======== DATA ROWS

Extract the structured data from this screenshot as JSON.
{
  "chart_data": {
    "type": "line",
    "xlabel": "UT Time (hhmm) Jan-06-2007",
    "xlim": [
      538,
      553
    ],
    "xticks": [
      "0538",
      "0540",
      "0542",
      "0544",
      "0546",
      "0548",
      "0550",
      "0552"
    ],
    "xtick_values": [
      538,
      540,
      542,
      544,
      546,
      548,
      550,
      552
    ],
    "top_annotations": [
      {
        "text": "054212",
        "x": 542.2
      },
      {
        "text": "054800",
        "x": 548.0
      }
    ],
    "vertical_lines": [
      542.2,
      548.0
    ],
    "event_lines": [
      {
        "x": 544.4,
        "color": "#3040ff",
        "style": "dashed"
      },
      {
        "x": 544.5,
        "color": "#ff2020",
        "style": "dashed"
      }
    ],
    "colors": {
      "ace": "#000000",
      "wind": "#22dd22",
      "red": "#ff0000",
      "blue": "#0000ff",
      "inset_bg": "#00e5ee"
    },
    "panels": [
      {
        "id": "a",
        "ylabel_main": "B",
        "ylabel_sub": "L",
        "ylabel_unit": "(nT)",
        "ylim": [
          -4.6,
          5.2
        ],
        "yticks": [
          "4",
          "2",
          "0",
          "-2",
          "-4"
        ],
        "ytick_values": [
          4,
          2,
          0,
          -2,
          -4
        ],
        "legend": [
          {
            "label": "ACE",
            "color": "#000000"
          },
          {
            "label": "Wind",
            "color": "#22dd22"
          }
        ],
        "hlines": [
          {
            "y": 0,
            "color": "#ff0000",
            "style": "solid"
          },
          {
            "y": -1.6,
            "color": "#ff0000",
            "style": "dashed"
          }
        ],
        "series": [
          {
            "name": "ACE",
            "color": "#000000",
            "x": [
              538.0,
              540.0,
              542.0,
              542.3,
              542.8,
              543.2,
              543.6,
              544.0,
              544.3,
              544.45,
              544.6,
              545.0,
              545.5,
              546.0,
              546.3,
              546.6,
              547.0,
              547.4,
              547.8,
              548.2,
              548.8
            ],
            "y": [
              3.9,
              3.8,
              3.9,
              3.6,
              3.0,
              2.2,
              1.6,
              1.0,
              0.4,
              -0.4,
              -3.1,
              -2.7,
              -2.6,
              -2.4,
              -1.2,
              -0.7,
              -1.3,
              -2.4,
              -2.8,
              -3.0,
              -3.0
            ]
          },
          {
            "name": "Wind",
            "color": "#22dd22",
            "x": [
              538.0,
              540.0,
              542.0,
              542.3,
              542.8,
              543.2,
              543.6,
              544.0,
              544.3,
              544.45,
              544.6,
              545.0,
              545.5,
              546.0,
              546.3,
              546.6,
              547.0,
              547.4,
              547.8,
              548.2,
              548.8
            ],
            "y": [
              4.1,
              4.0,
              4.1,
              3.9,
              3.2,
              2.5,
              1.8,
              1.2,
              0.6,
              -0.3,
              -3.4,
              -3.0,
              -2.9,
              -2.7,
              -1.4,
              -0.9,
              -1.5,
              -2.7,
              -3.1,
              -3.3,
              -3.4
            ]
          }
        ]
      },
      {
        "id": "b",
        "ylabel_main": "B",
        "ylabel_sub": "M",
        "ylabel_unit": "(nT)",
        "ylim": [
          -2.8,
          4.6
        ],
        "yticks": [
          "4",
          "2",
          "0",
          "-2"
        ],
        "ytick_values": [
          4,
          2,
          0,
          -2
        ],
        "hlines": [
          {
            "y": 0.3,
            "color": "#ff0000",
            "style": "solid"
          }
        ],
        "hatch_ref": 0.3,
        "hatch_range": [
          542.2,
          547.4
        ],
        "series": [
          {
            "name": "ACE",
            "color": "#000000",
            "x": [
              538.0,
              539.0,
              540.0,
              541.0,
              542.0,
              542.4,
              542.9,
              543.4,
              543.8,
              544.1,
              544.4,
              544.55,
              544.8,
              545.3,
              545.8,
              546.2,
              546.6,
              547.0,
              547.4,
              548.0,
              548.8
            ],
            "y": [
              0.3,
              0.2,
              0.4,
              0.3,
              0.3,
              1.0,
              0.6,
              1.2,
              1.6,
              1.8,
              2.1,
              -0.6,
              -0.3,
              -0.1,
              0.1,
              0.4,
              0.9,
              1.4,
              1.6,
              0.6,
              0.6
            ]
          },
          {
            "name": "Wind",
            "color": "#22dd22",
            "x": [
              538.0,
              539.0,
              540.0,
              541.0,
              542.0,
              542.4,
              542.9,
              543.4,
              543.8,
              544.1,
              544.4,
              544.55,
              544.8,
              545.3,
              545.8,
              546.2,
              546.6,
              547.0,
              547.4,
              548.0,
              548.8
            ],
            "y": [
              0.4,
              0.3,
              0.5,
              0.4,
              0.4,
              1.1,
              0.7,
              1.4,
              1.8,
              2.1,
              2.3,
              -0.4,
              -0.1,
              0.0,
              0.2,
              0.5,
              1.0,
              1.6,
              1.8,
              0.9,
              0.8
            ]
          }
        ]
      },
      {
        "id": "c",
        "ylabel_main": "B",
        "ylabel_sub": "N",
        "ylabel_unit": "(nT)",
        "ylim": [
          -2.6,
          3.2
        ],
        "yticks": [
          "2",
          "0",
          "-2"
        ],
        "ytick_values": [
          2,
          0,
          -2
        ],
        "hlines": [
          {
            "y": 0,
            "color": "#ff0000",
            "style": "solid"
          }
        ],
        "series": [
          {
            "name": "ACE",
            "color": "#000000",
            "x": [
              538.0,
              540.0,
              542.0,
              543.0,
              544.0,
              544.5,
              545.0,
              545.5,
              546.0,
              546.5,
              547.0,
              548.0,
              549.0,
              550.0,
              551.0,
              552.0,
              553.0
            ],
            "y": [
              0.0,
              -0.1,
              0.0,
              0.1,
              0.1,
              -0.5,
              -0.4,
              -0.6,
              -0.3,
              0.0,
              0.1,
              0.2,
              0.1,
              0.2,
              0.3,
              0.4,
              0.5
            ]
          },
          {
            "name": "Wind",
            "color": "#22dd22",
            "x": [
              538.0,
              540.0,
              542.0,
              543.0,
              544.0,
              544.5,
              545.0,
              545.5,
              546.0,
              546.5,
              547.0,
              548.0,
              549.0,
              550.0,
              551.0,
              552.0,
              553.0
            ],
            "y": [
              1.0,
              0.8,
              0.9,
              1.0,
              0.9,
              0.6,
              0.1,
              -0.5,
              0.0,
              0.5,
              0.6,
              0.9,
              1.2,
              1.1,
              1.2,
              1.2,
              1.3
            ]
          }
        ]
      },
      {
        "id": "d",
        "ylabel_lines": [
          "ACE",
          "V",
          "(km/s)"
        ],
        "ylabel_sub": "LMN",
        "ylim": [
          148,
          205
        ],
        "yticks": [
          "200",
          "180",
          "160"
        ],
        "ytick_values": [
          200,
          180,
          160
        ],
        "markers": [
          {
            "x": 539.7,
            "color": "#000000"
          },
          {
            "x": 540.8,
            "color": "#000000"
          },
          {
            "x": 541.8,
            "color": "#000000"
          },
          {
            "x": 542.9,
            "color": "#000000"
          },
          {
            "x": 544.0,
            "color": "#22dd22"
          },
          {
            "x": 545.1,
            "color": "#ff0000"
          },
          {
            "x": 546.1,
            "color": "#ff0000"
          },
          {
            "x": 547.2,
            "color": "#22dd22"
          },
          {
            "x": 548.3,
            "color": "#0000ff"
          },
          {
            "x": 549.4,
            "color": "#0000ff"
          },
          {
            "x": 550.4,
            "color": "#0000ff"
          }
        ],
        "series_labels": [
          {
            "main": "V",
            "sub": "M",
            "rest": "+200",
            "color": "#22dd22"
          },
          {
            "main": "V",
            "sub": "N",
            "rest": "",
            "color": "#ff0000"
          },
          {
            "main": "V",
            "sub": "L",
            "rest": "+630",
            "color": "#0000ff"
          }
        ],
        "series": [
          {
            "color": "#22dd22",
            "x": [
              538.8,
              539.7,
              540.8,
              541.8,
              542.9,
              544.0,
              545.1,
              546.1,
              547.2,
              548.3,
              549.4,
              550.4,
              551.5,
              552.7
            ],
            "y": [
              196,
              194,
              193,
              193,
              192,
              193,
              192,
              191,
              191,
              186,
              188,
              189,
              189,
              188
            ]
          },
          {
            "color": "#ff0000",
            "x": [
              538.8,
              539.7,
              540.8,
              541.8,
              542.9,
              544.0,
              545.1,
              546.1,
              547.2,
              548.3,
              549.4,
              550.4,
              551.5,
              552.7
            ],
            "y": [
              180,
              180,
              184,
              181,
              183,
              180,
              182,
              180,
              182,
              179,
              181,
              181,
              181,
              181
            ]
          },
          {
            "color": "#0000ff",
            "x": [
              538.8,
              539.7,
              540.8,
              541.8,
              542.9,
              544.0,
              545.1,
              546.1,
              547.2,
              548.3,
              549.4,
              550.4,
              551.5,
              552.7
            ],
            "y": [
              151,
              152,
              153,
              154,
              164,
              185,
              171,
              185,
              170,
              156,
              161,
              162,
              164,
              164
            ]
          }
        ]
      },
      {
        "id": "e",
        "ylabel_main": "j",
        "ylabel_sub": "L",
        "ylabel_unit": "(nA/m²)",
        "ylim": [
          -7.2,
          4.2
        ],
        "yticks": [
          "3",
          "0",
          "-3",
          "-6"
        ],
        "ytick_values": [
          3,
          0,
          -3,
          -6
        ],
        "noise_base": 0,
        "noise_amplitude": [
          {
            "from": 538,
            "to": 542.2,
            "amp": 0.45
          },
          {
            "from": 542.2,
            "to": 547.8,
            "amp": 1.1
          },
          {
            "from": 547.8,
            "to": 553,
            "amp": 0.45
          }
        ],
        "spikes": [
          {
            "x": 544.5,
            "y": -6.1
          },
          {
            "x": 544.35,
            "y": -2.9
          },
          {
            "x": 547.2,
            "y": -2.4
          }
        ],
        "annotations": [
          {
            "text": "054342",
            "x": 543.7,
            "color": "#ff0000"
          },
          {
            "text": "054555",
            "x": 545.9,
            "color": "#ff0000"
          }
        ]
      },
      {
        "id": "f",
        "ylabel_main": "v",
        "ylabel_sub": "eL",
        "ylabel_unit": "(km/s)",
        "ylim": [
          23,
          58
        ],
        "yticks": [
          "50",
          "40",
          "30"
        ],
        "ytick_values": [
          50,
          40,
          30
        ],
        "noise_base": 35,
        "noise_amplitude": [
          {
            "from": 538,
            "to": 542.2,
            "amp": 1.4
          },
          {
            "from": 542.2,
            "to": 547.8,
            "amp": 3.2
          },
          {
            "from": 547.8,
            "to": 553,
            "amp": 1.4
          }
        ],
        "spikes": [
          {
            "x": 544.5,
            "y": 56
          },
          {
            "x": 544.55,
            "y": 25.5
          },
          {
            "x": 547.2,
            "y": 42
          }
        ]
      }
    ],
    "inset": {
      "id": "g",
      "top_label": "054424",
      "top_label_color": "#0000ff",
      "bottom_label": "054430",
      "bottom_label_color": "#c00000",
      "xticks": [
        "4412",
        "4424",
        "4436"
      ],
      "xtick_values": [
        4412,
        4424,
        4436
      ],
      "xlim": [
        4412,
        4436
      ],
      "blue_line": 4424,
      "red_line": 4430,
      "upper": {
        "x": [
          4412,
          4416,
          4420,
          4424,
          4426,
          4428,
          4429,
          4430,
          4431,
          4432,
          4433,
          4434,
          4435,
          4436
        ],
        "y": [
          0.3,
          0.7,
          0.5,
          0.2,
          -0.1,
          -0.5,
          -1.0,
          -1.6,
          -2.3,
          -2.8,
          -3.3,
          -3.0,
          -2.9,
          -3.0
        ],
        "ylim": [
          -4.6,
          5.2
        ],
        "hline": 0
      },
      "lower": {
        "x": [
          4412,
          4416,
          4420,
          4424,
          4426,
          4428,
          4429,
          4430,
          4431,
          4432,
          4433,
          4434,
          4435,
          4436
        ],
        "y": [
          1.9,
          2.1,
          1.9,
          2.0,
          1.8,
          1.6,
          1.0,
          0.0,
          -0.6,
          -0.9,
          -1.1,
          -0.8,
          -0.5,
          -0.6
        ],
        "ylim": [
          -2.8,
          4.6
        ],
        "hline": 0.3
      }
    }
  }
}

================

• [DO THIS]: Search the entries for the string "text" and collect each line that has it.

• [OUTPUT BELOW]:
        "text": "054212",
        "text": "054800",
            "text": "054342",
            "text": "054555",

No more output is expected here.